§ Data in this exercise:
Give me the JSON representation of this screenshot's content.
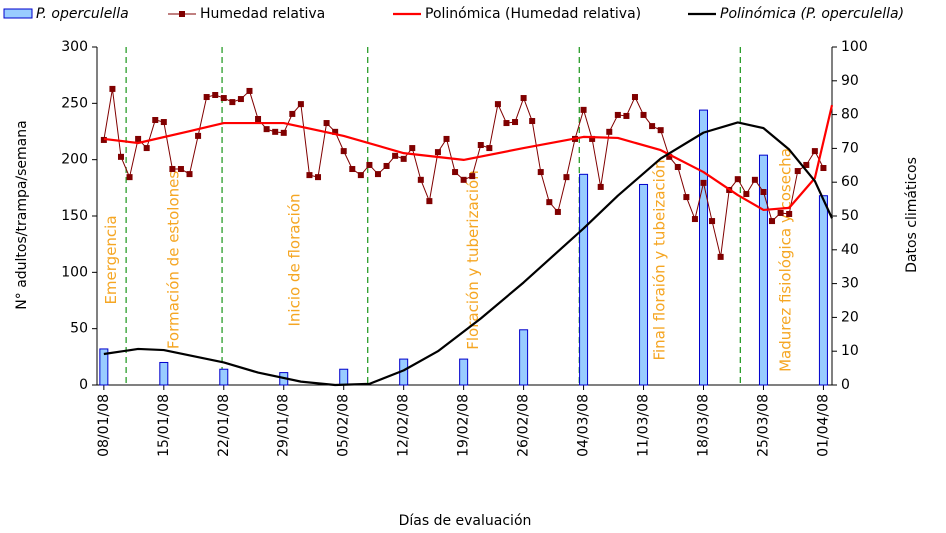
{
  "chart_data": {
    "type": "combo",
    "x_label": "Días de evaluación",
    "y_label": "N° adultos/trampa/semana",
    "y2_label": "Datos climáticos",
    "xlim": [
      -0.8,
      85
    ],
    "xticks": [
      {
        "value": 0,
        "label": "08/01/08"
      },
      {
        "value": 7,
        "label": "15/01/08"
      },
      {
        "value": 14,
        "label": "22/01/08"
      },
      {
        "value": 21,
        "label": "29/01/08"
      },
      {
        "value": 28,
        "label": "05/02/08"
      },
      {
        "value": 35,
        "label": "12/02/08"
      },
      {
        "value": 42,
        "label": "19/02/08"
      },
      {
        "value": 49,
        "label": "26/02/08"
      },
      {
        "value": 56,
        "label": "04/03/08"
      },
      {
        "value": 63,
        "label": "11/03/08"
      },
      {
        "value": 70,
        "label": "18/03/08"
      },
      {
        "value": 77,
        "label": "25/03/08"
      },
      {
        "value": 84,
        "label": "01/04/08"
      }
    ],
    "ylim": [
      0,
      300
    ],
    "yticks": [
      0,
      50,
      100,
      150,
      200,
      250,
      300
    ],
    "y2lim": [
      0,
      100
    ],
    "y2ticks": [
      0,
      10,
      20,
      30,
      40,
      50,
      60,
      70,
      80,
      90,
      100
    ],
    "phase_boundaries": [
      2.6,
      13.8,
      30.8,
      55.5,
      74.3
    ],
    "phase_labels": [
      "Emergencia",
      "Formación de estolones",
      "Inicio de floración",
      "Floración y tuberización",
      "Final floraión y tubeización",
      "Madurez fisiológica y cosecha"
    ],
    "series": [
      {
        "name": "P. operculella",
        "kind": "bar",
        "axis": "y",
        "color": "#99ccff",
        "edge": "#0000cc",
        "x": [
          0,
          7,
          14,
          21,
          28,
          35,
          42,
          49,
          56,
          63,
          70,
          77,
          84
        ],
        "values": [
          32,
          20,
          14,
          11,
          14,
          23,
          23,
          49,
          187,
          178,
          244,
          204,
          168
        ]
      },
      {
        "name": "Humedad relativa",
        "kind": "line-marker",
        "axis": "y2",
        "color": "#800000",
        "x": [
          0,
          1,
          2,
          3,
          4,
          5,
          6,
          7,
          8,
          9,
          10,
          11,
          12,
          13,
          14,
          15,
          16,
          17,
          18,
          19,
          20,
          21,
          22,
          23,
          24,
          25,
          26,
          27,
          28,
          29,
          30,
          31,
          32,
          33,
          34,
          35,
          36,
          37,
          38,
          39,
          40,
          41,
          42,
          43,
          44,
          45,
          46,
          47,
          48,
          49,
          50,
          51,
          52,
          53,
          54,
          55,
          56,
          57,
          58,
          59,
          60,
          61,
          62,
          63,
          64,
          65,
          66,
          67,
          68,
          69,
          70,
          71,
          72,
          73,
          74,
          75,
          76,
          77,
          78,
          79,
          80,
          81,
          82,
          83,
          84
        ],
        "values": [
          72.5,
          87.6,
          67.5,
          61.5,
          72.8,
          70.1,
          78.4,
          77.8,
          63.9,
          63.9,
          62.4,
          73.7,
          85.2,
          85.8,
          84.9,
          83.7,
          84.6,
          87.0,
          78.7,
          75.7,
          74.9,
          74.6,
          80.2,
          83.1,
          62.1,
          61.5,
          77.5,
          74.9,
          69.2,
          63.9,
          62.1,
          65.1,
          62.4,
          64.8,
          67.8,
          66.9,
          70.1,
          60.7,
          54.4,
          68.9,
          72.8,
          63.0,
          60.7,
          61.8,
          71.0,
          70.1,
          83.1,
          77.5,
          77.8,
          84.9,
          78.1,
          63.0,
          54.1,
          51.2,
          61.5,
          72.8,
          81.4,
          72.8,
          58.6,
          74.9,
          79.9,
          79.6,
          85.2,
          79.9,
          76.6,
          75.4,
          67.5,
          64.5,
          55.6,
          49.1,
          59.8,
          48.5,
          37.9,
          57.7,
          60.9,
          56.5,
          60.7,
          57.1,
          48.5,
          50.9,
          50.6,
          63.3,
          65.1,
          69.2,
          64.2
        ]
      },
      {
        "name": "Polinómica (Humedad relativa)",
        "kind": "trend",
        "axis": "y2",
        "color": "#ff0000",
        "x": [
          0,
          4,
          10,
          14,
          21,
          28,
          35,
          42,
          49,
          56,
          60,
          65,
          70,
          74,
          77,
          80,
          83,
          85
        ],
        "values": [
          72.8,
          71.6,
          75.1,
          77.5,
          77.5,
          73.7,
          68.6,
          66.6,
          70.1,
          73.4,
          73.1,
          69.5,
          63.0,
          56.2,
          51.8,
          52.4,
          61.2,
          82.8
        ]
      },
      {
        "name": "Polinómica (P. operculella)",
        "kind": "trend",
        "axis": "y",
        "color": "#000000",
        "italic": true,
        "x": [
          0,
          4,
          7,
          14,
          18,
          23,
          27,
          31,
          35,
          39,
          44,
          49,
          56,
          60,
          65,
          70,
          74,
          77,
          80,
          83,
          85
        ],
        "values": [
          27.5,
          32,
          31,
          20,
          11,
          3,
          0,
          1,
          13,
          30,
          59,
          91,
          139,
          168,
          201,
          224,
          233,
          228,
          209,
          181,
          148
        ]
      }
    ]
  }
}
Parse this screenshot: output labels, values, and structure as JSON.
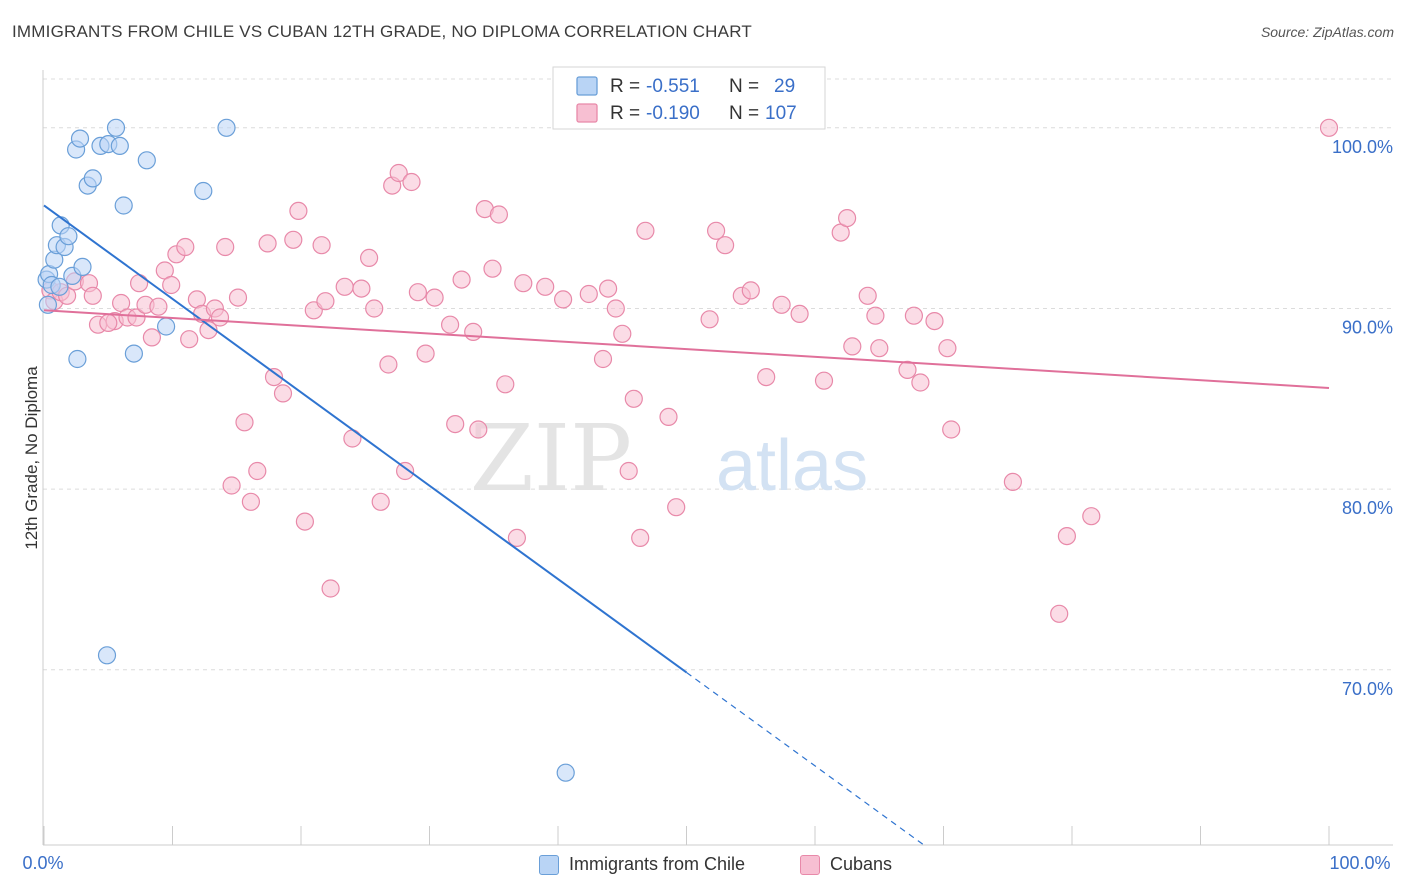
{
  "header": {
    "title": "IMMIGRANTS FROM CHILE VS CUBAN 12TH GRADE, NO DIPLOMA CORRELATION CHART",
    "source": "Source: ZipAtlas.com"
  },
  "watermark": {
    "zip": "ZIP",
    "atlas": "atlas"
  },
  "colors": {
    "chile_fill": "#b9d4f5",
    "chile_stroke": "#6a9fd8",
    "chile_line": "#2f74d0",
    "cuban_fill": "#f7bfd2",
    "cuban_stroke": "#e889a9",
    "cuban_line": "#e0709a",
    "axis_label": "#3a6fc8",
    "grid": "#dcdcdc"
  },
  "chart_data": {
    "type": "scatter",
    "title": "IMMIGRANTS FROM CHILE VS CUBAN 12TH GRADE, NO DIPLOMA CORRELATION CHART",
    "xlabel": "",
    "ylabel": "12th Grade, No Diploma",
    "xlim": [
      0,
      100
    ],
    "ylim": [
      60.3,
      103.2
    ],
    "x_tick_labels": [
      "0.0%",
      "100.0%"
    ],
    "y_ticks": [
      70,
      80,
      90,
      100
    ],
    "y_tick_labels": [
      "70.0%",
      "80.0%",
      "90.0%",
      "100.0%"
    ],
    "grid": "horizontal dashed",
    "legend_position": "top-center",
    "stats": [
      {
        "r_label": "R = ",
        "r": "-0.551",
        "n_label": "N = ",
        "n": "29"
      },
      {
        "r_label": "R = ",
        "r": "-0.190",
        "n_label": "N = ",
        "n": "107"
      }
    ],
    "series": [
      {
        "name": "Immigrants from Chile",
        "trend": {
          "x": [
            0,
            100
          ],
          "y": [
            95.7,
            44.0
          ],
          "solid_until_x": 50
        },
        "points": [
          [
            0.2,
            91.6
          ],
          [
            0.4,
            91.9
          ],
          [
            0.6,
            91.3
          ],
          [
            0.8,
            92.7
          ],
          [
            1.0,
            93.5
          ],
          [
            1.3,
            94.6
          ],
          [
            1.6,
            93.4
          ],
          [
            1.9,
            94.0
          ],
          [
            2.2,
            91.8
          ],
          [
            3.0,
            92.3
          ],
          [
            2.5,
            98.8
          ],
          [
            2.8,
            99.4
          ],
          [
            3.4,
            96.8
          ],
          [
            3.8,
            97.2
          ],
          [
            4.4,
            99.0
          ],
          [
            5.0,
            99.1
          ],
          [
            5.6,
            100.0
          ],
          [
            5.9,
            99.0
          ],
          [
            6.2,
            95.7
          ],
          [
            8.0,
            98.2
          ],
          [
            12.4,
            96.5
          ],
          [
            14.2,
            100.0
          ],
          [
            2.6,
            87.2
          ],
          [
            7.0,
            87.5
          ],
          [
            9.5,
            89.0
          ],
          [
            4.9,
            70.8
          ],
          [
            40.6,
            64.3
          ],
          [
            0.3,
            90.2
          ],
          [
            1.2,
            91.2
          ]
        ]
      },
      {
        "name": "Cubans",
        "trend": {
          "x": [
            0,
            100
          ],
          "y": [
            89.9,
            85.6
          ]
        },
        "points": [
          [
            0.5,
            91.0
          ],
          [
            0.8,
            90.4
          ],
          [
            1.3,
            90.9
          ],
          [
            1.8,
            90.7
          ],
          [
            2.4,
            91.5
          ],
          [
            3.5,
            91.4
          ],
          [
            3.8,
            90.7
          ],
          [
            4.2,
            89.1
          ],
          [
            5.5,
            89.3
          ],
          [
            6.0,
            90.3
          ],
          [
            6.5,
            89.5
          ],
          [
            7.2,
            89.5
          ],
          [
            7.4,
            91.4
          ],
          [
            7.9,
            90.2
          ],
          [
            8.4,
            88.4
          ],
          [
            8.9,
            90.1
          ],
          [
            9.4,
            92.1
          ],
          [
            9.9,
            91.3
          ],
          [
            10.3,
            93.0
          ],
          [
            11.0,
            93.4
          ],
          [
            11.3,
            88.3
          ],
          [
            11.9,
            90.5
          ],
          [
            12.3,
            89.7
          ],
          [
            12.8,
            88.8
          ],
          [
            13.3,
            90.0
          ],
          [
            13.7,
            89.5
          ],
          [
            14.1,
            93.4
          ],
          [
            14.6,
            80.2
          ],
          [
            15.1,
            90.6
          ],
          [
            15.6,
            83.7
          ],
          [
            16.1,
            79.3
          ],
          [
            16.6,
            81.0
          ],
          [
            17.4,
            93.6
          ],
          [
            17.9,
            86.2
          ],
          [
            18.6,
            85.3
          ],
          [
            19.4,
            93.8
          ],
          [
            19.8,
            95.4
          ],
          [
            20.3,
            78.2
          ],
          [
            21.0,
            89.9
          ],
          [
            21.6,
            93.5
          ],
          [
            21.9,
            90.4
          ],
          [
            22.3,
            74.5
          ],
          [
            23.4,
            91.2
          ],
          [
            24.0,
            82.8
          ],
          [
            24.7,
            91.1
          ],
          [
            25.3,
            92.8
          ],
          [
            25.7,
            90.0
          ],
          [
            26.2,
            79.3
          ],
          [
            26.8,
            86.9
          ],
          [
            27.1,
            96.8
          ],
          [
            27.6,
            97.5
          ],
          [
            28.1,
            81.0
          ],
          [
            28.6,
            97.0
          ],
          [
            29.1,
            90.9
          ],
          [
            29.7,
            87.5
          ],
          [
            30.4,
            90.6
          ],
          [
            31.6,
            89.1
          ],
          [
            32.0,
            83.6
          ],
          [
            32.5,
            91.6
          ],
          [
            33.4,
            88.7
          ],
          [
            33.8,
            83.3
          ],
          [
            34.3,
            95.5
          ],
          [
            34.9,
            92.2
          ],
          [
            35.4,
            95.2
          ],
          [
            35.9,
            85.8
          ],
          [
            36.8,
            77.3
          ],
          [
            37.3,
            91.4
          ],
          [
            39.0,
            91.2
          ],
          [
            40.4,
            90.5
          ],
          [
            42.4,
            90.8
          ],
          [
            43.5,
            87.2
          ],
          [
            43.9,
            91.1
          ],
          [
            44.5,
            90.0
          ],
          [
            45.0,
            88.6
          ],
          [
            45.5,
            81.0
          ],
          [
            45.9,
            85.0
          ],
          [
            46.4,
            77.3
          ],
          [
            46.8,
            94.3
          ],
          [
            48.6,
            84.0
          ],
          [
            49.2,
            79.0
          ],
          [
            51.8,
            89.4
          ],
          [
            52.3,
            94.3
          ],
          [
            53.0,
            93.5
          ],
          [
            54.3,
            90.7
          ],
          [
            55.0,
            91.0
          ],
          [
            56.2,
            86.2
          ],
          [
            57.4,
            90.2
          ],
          [
            58.8,
            89.7
          ],
          [
            60.7,
            86.0
          ],
          [
            62.0,
            94.2
          ],
          [
            62.5,
            95.0
          ],
          [
            62.9,
            87.9
          ],
          [
            64.1,
            90.7
          ],
          [
            64.7,
            89.6
          ],
          [
            65.0,
            87.8
          ],
          [
            67.2,
            86.6
          ],
          [
            67.7,
            89.6
          ],
          [
            68.2,
            85.9
          ],
          [
            69.3,
            89.3
          ],
          [
            70.3,
            87.8
          ],
          [
            70.6,
            83.3
          ],
          [
            75.4,
            80.4
          ],
          [
            79.0,
            73.1
          ],
          [
            79.6,
            77.4
          ],
          [
            81.5,
            78.5
          ],
          [
            100.0,
            100.0
          ],
          [
            5.0,
            89.2
          ]
        ]
      }
    ]
  }
}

§ Required work:
Lines containing the word "Polinómica" are to be tallied; report only the total.

§ Result below:
2